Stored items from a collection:
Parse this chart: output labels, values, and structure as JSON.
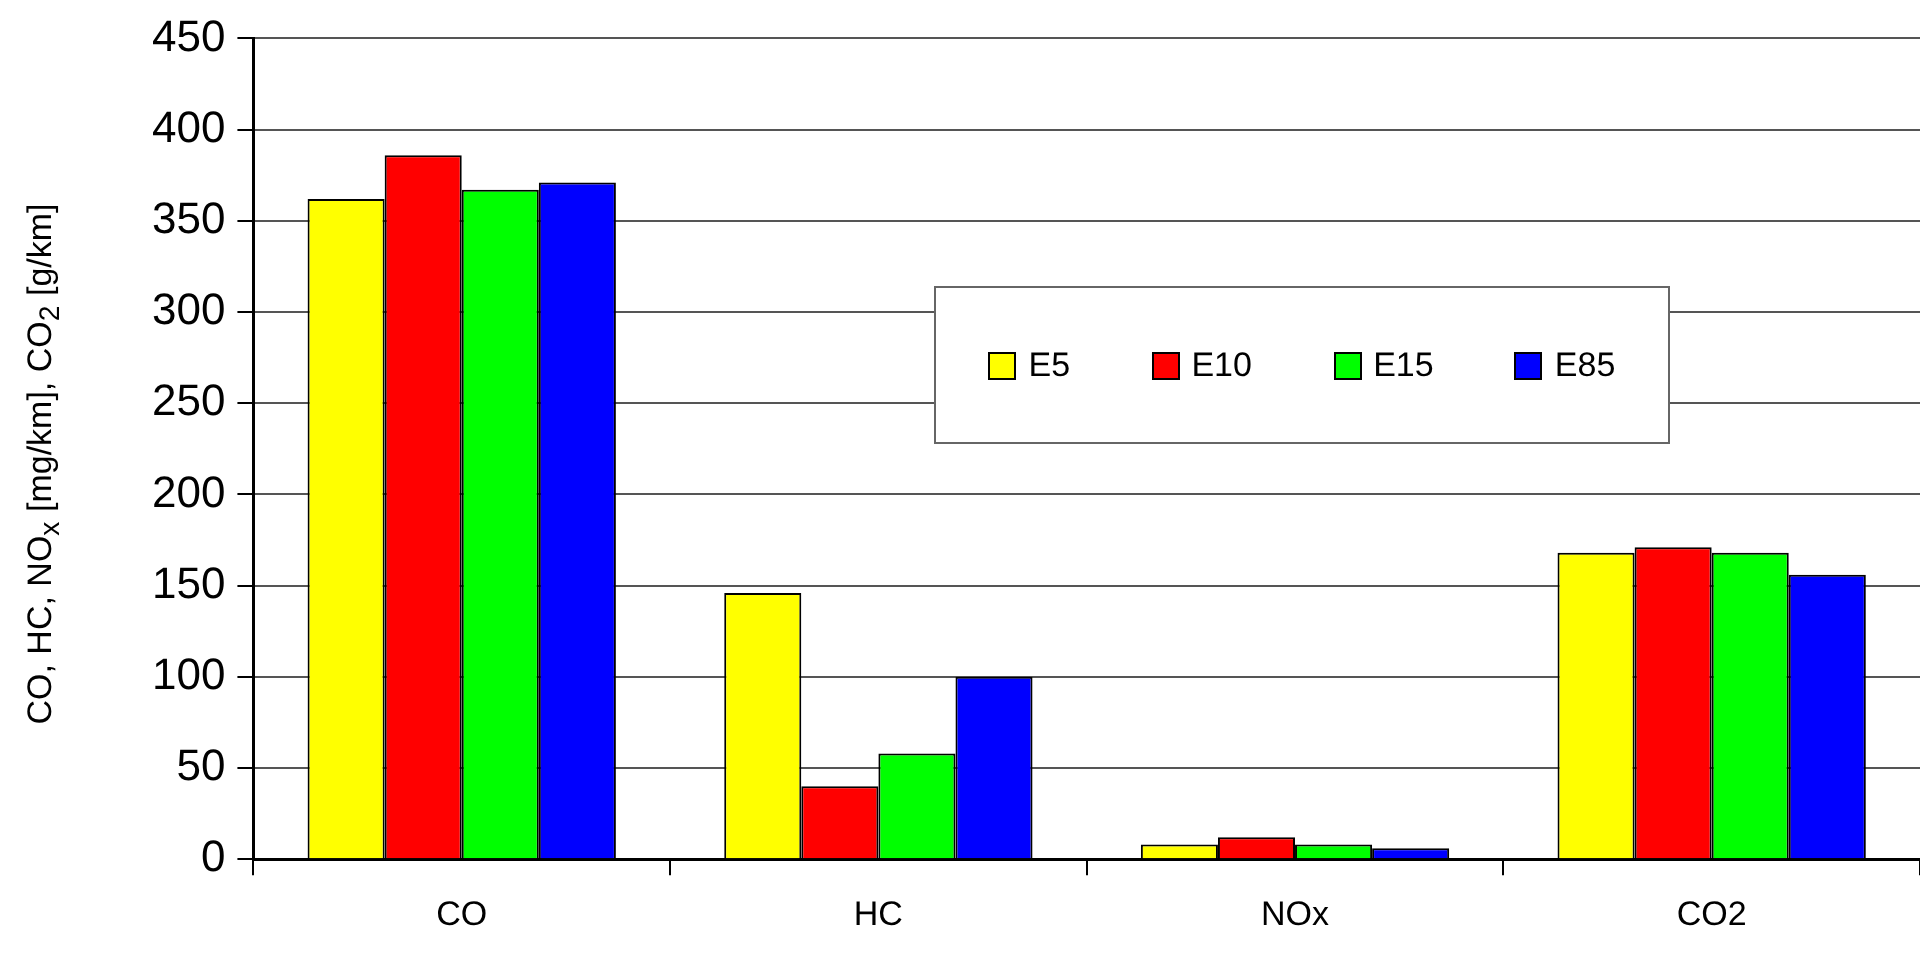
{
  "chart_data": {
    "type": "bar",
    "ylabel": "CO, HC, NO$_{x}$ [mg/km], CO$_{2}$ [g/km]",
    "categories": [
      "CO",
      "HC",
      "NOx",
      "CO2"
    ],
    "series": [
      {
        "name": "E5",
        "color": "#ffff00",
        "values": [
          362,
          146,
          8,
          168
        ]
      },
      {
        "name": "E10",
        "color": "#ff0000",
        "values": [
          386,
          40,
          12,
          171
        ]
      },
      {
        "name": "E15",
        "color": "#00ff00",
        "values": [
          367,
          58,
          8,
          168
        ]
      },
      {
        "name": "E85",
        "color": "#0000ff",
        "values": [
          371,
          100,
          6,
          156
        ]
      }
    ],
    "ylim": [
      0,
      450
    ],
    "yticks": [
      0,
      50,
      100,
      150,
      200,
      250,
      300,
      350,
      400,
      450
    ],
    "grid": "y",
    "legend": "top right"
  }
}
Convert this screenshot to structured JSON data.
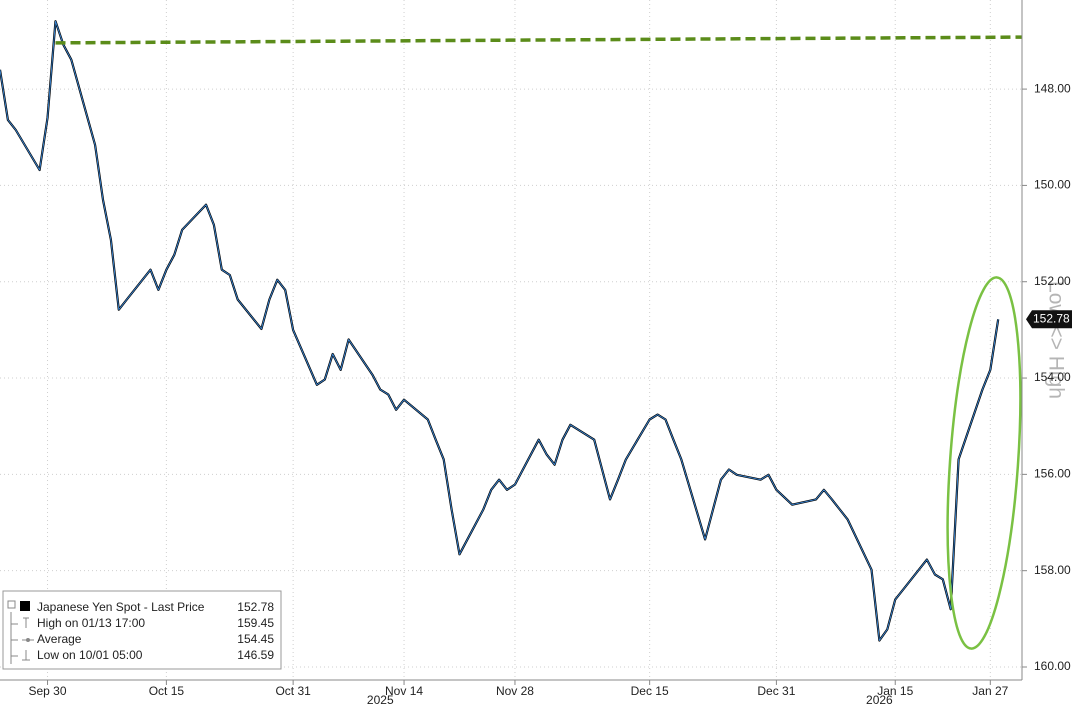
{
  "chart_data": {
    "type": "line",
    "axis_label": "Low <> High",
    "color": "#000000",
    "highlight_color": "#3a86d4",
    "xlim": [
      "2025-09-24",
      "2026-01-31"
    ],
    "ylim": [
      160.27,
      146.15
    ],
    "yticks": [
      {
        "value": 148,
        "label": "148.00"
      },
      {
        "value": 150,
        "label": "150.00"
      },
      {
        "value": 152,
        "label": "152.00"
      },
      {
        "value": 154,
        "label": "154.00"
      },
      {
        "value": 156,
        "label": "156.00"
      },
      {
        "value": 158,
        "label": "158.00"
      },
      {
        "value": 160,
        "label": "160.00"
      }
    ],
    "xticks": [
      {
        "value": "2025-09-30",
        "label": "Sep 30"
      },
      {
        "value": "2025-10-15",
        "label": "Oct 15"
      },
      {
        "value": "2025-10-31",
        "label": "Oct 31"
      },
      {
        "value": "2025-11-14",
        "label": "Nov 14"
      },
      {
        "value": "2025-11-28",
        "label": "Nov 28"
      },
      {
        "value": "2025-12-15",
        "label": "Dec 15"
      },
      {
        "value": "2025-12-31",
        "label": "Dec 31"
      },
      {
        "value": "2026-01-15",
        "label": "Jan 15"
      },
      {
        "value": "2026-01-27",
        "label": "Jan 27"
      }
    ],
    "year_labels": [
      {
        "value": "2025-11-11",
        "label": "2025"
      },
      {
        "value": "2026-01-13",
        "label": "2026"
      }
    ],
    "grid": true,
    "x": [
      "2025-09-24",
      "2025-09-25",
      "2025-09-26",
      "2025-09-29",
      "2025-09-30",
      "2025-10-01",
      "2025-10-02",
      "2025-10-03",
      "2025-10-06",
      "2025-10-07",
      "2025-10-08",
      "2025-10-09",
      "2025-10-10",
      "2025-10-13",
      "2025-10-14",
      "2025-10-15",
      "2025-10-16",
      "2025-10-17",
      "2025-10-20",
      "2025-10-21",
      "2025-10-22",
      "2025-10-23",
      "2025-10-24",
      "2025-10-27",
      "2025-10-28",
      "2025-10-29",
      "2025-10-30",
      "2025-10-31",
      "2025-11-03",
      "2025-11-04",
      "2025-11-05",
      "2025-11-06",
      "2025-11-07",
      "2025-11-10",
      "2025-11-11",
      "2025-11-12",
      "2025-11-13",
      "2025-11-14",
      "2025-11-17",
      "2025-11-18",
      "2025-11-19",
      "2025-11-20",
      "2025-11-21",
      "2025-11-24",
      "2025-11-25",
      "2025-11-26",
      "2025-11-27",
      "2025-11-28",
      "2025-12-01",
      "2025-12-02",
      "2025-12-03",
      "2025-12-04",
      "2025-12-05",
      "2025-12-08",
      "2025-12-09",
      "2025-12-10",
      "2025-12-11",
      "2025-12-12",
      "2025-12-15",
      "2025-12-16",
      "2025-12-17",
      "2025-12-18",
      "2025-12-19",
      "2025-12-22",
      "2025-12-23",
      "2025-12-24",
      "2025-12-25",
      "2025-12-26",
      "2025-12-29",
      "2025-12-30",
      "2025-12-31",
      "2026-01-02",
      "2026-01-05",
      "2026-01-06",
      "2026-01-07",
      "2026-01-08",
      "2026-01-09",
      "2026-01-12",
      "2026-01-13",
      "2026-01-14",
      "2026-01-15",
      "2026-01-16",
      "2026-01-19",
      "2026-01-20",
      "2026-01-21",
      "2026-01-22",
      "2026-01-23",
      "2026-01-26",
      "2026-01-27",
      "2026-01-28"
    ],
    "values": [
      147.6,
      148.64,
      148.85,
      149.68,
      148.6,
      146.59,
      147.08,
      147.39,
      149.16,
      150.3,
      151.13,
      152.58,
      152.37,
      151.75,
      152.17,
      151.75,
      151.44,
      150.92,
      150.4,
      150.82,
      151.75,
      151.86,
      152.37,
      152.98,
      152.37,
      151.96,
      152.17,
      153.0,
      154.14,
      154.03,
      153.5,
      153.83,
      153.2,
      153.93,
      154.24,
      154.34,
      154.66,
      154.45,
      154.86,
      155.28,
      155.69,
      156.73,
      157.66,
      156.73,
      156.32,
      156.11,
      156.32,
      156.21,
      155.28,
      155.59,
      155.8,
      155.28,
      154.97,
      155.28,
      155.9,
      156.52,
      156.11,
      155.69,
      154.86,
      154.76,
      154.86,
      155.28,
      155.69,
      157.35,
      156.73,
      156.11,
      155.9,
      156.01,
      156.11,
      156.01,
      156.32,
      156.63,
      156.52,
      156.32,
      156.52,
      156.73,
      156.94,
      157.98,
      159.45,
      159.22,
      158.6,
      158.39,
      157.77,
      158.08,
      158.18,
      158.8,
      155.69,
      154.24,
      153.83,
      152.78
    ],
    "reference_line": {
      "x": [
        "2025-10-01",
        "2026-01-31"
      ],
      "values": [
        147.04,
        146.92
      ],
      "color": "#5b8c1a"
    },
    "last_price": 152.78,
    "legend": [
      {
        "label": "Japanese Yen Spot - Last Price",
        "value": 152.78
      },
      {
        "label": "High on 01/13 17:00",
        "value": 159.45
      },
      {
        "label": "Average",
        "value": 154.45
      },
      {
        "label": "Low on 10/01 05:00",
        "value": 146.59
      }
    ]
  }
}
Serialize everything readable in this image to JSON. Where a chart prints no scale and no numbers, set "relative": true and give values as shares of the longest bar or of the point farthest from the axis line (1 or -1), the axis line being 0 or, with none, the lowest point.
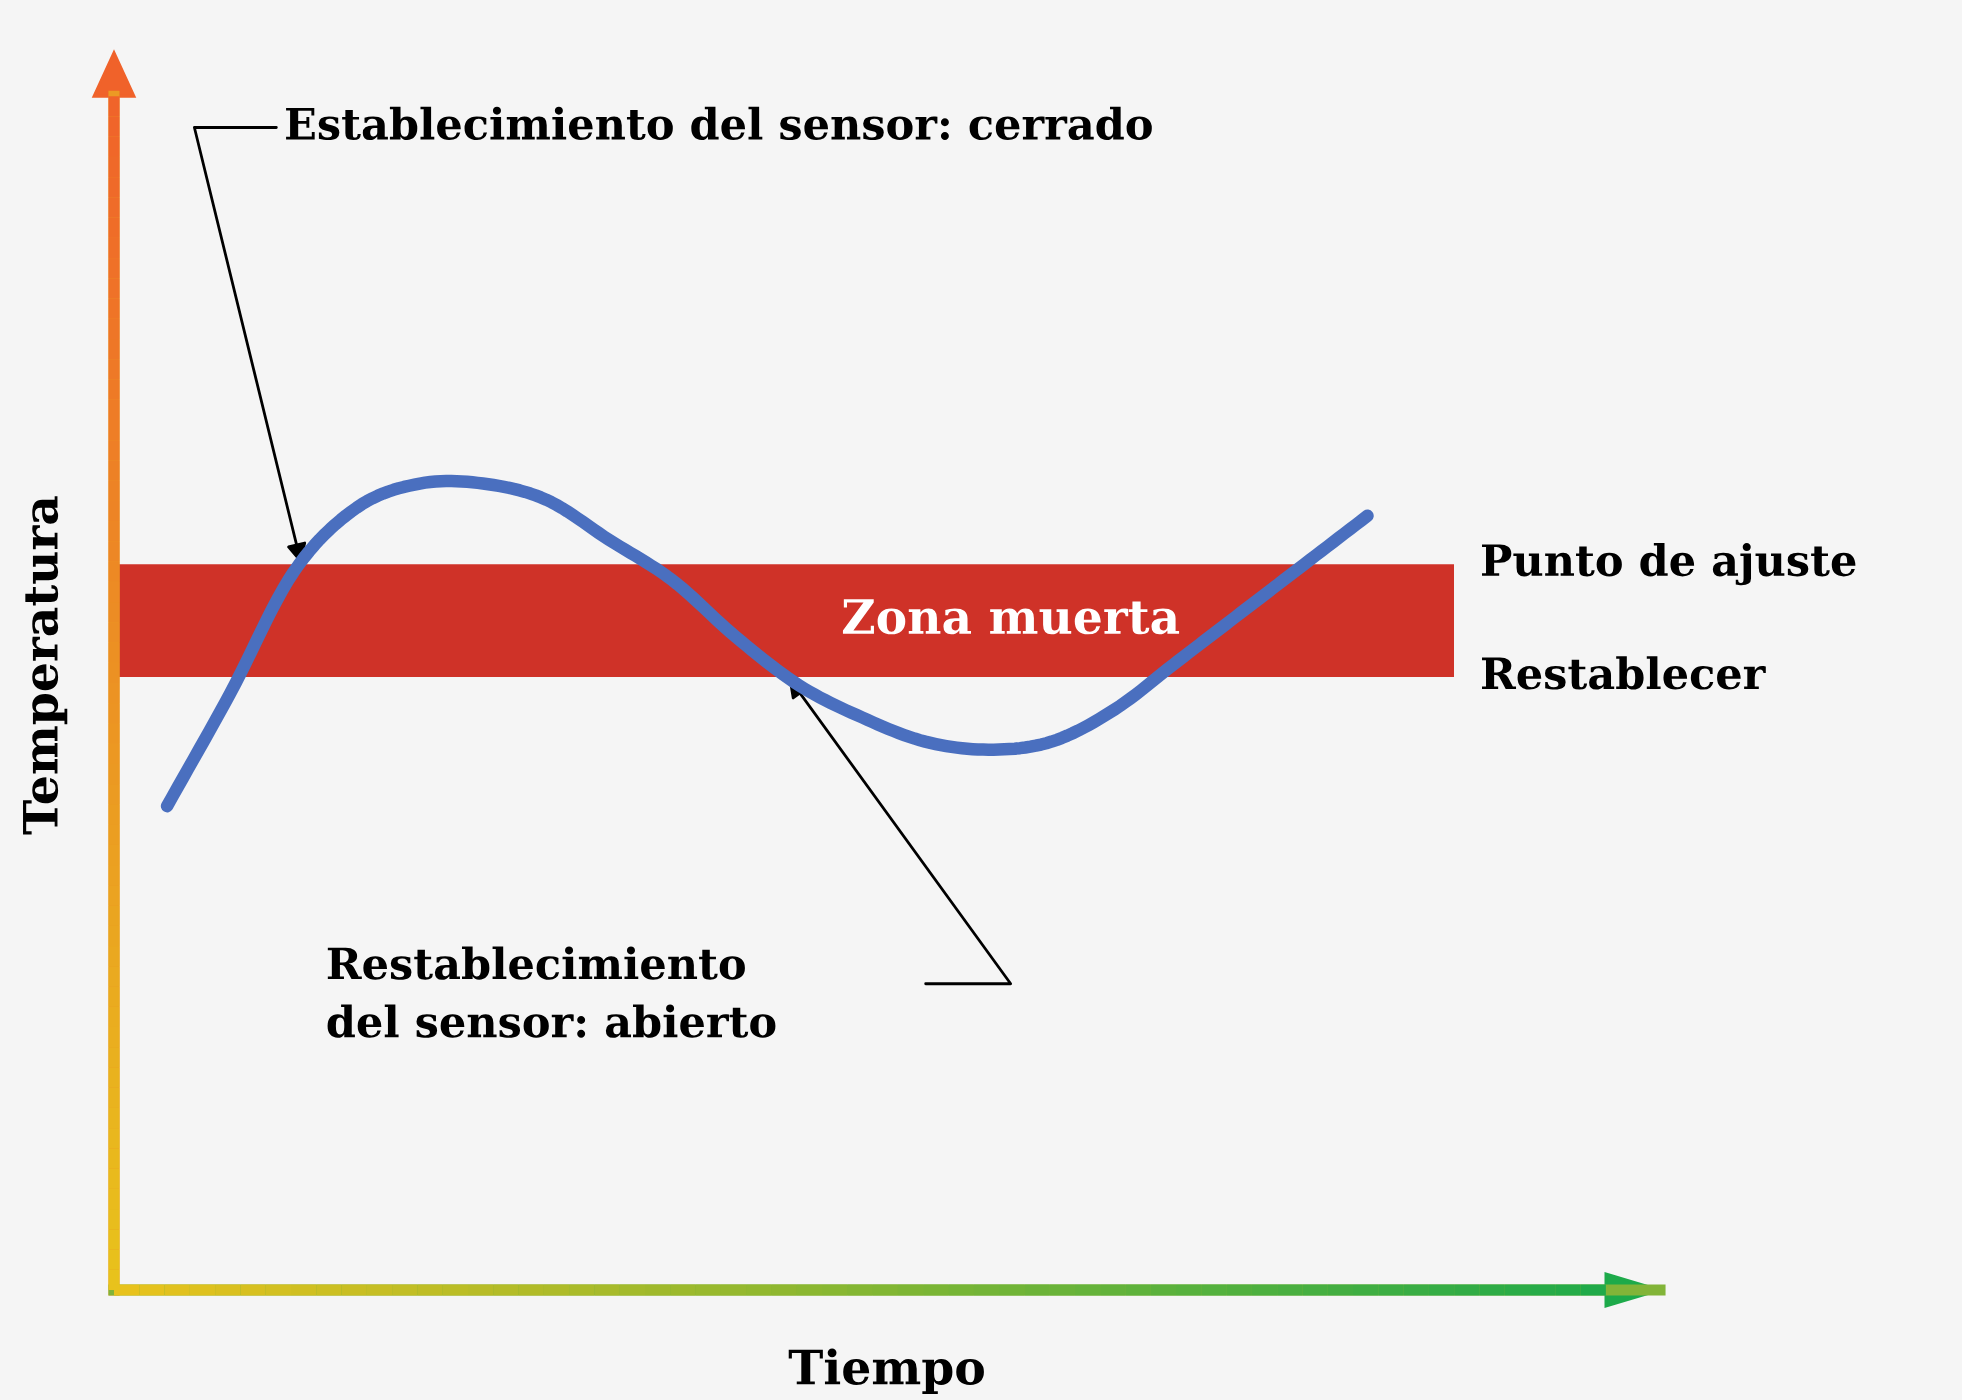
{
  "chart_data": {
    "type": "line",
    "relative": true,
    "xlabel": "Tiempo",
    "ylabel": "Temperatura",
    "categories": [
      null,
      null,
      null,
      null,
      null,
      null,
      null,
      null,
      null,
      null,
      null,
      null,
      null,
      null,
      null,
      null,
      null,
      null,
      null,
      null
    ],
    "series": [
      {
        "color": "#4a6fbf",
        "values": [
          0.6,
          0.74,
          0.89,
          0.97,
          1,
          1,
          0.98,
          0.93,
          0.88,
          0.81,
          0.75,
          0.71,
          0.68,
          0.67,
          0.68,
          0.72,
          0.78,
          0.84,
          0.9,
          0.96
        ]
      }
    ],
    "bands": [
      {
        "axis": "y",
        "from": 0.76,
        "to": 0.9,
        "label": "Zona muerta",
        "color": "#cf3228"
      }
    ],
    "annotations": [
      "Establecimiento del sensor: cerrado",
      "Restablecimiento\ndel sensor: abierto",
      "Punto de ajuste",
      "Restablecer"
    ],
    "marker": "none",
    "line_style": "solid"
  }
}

BRIEF. Copy and report every line where the word "relative" is present.

SOLUTION.
Serialize everything readable in this image to JSON. Where a chart prints no scale and no numbers, set "relative": true and give values as shares of the longest bar or of the point farthest from the axis line (1 or -1), the axis line being 0 or, with none, the lowest point.
    "relative": true,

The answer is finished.